Source records:
□ □ □ □

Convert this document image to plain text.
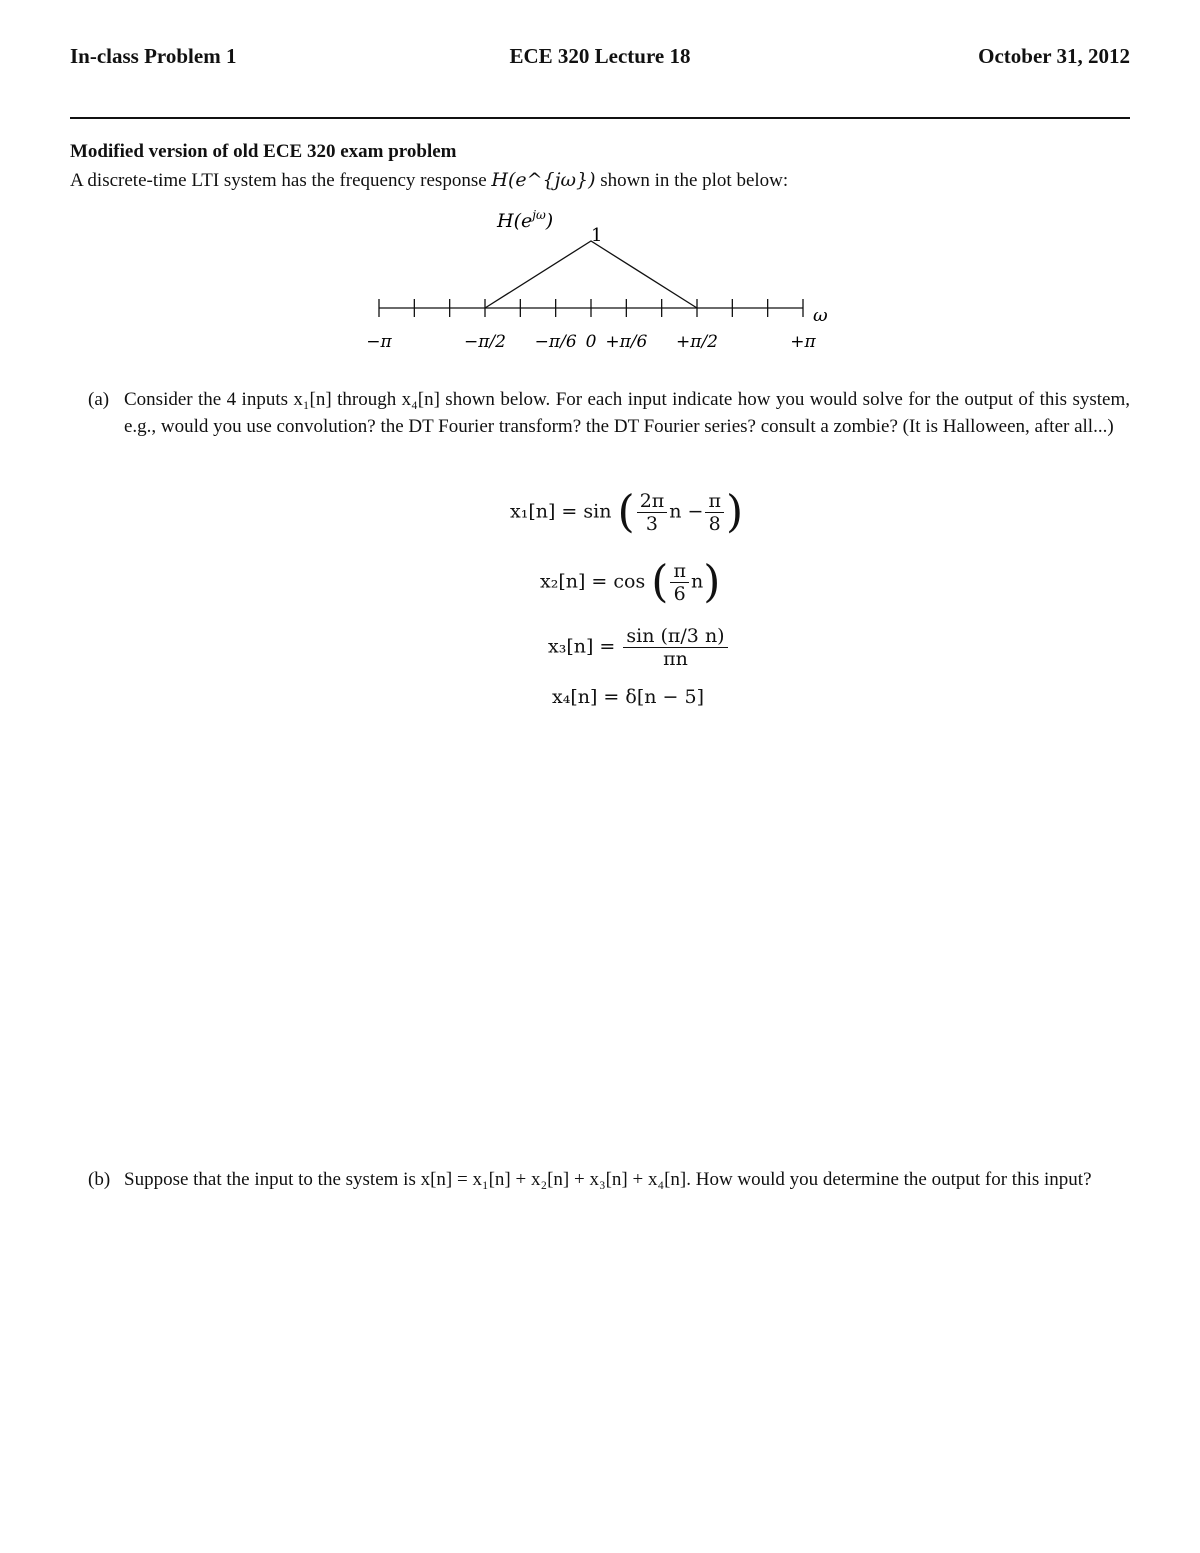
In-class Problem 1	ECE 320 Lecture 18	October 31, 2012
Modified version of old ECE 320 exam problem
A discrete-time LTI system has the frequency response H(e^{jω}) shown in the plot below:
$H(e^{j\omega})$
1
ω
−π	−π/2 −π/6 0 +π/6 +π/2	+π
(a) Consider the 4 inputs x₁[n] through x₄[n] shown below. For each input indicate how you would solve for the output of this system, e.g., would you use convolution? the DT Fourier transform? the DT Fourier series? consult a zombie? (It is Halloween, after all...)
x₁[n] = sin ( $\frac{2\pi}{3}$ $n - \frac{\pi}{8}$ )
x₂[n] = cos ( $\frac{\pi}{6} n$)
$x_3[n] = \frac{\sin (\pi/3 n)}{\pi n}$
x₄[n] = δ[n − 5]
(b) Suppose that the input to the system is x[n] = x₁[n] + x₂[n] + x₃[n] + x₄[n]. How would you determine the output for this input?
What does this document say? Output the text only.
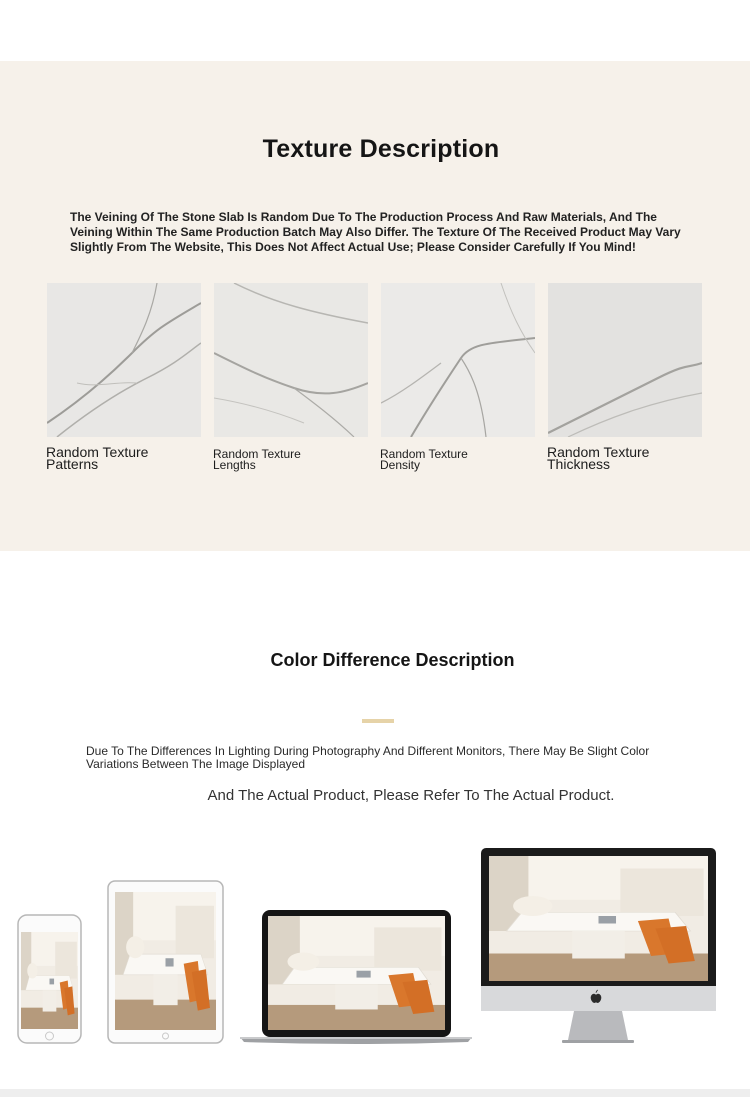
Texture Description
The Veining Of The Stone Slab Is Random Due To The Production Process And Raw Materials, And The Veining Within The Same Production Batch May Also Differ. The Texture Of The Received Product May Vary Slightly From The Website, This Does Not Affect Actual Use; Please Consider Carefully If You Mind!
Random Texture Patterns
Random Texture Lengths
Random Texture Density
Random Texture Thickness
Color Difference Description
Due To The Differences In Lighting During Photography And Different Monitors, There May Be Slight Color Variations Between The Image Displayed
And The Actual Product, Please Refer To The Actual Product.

□ □ □ □

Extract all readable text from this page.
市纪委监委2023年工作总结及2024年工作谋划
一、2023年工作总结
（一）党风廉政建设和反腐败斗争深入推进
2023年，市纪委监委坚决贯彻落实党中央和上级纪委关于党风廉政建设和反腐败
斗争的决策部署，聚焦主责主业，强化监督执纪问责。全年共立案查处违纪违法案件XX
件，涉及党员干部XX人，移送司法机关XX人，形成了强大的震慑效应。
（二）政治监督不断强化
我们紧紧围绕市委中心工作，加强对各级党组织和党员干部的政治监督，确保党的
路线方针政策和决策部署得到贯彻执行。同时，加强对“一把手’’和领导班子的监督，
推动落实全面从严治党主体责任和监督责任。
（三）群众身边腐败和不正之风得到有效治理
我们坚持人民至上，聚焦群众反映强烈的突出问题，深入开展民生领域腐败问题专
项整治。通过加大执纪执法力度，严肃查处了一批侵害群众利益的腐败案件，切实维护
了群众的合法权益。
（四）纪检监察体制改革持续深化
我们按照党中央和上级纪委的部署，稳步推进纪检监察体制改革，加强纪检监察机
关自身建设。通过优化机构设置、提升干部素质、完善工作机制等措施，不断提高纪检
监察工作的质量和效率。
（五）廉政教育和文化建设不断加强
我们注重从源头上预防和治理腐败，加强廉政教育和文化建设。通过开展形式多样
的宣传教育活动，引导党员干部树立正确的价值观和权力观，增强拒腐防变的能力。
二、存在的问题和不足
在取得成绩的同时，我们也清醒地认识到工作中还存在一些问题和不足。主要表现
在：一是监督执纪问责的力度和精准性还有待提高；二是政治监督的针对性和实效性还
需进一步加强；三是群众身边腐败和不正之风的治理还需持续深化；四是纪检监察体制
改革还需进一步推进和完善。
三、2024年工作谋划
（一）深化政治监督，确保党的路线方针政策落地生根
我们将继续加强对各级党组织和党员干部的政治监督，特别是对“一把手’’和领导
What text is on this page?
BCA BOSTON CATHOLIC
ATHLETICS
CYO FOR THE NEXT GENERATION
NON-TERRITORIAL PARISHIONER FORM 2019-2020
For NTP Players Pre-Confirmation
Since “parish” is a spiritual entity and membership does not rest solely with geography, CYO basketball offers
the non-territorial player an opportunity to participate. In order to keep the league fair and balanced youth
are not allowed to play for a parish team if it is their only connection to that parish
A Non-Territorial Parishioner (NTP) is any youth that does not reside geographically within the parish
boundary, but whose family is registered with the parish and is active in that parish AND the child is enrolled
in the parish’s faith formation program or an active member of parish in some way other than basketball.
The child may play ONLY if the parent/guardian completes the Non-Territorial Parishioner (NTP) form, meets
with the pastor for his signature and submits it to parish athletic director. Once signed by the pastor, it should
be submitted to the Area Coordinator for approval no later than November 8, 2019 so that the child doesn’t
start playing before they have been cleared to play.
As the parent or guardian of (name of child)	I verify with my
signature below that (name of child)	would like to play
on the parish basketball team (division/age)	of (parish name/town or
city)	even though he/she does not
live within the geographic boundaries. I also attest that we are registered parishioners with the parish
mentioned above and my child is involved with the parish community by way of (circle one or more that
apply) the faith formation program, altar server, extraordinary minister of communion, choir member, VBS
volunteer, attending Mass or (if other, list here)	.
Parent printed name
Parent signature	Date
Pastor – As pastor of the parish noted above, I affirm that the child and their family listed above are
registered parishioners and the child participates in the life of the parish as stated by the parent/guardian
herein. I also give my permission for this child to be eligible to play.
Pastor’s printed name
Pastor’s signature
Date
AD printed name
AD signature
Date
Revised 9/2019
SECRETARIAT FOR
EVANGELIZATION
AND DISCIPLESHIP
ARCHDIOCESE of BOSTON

□ □ □ □

• [TASK PROMPT]: In the listing above, find each line with the word "Color" and copy it.

• [SOLUTION]:
Color Difference Description
Due To The Differences In Lighting During Photography And Different Monitors, There May Be Slight Color Variations Between The Image Displayed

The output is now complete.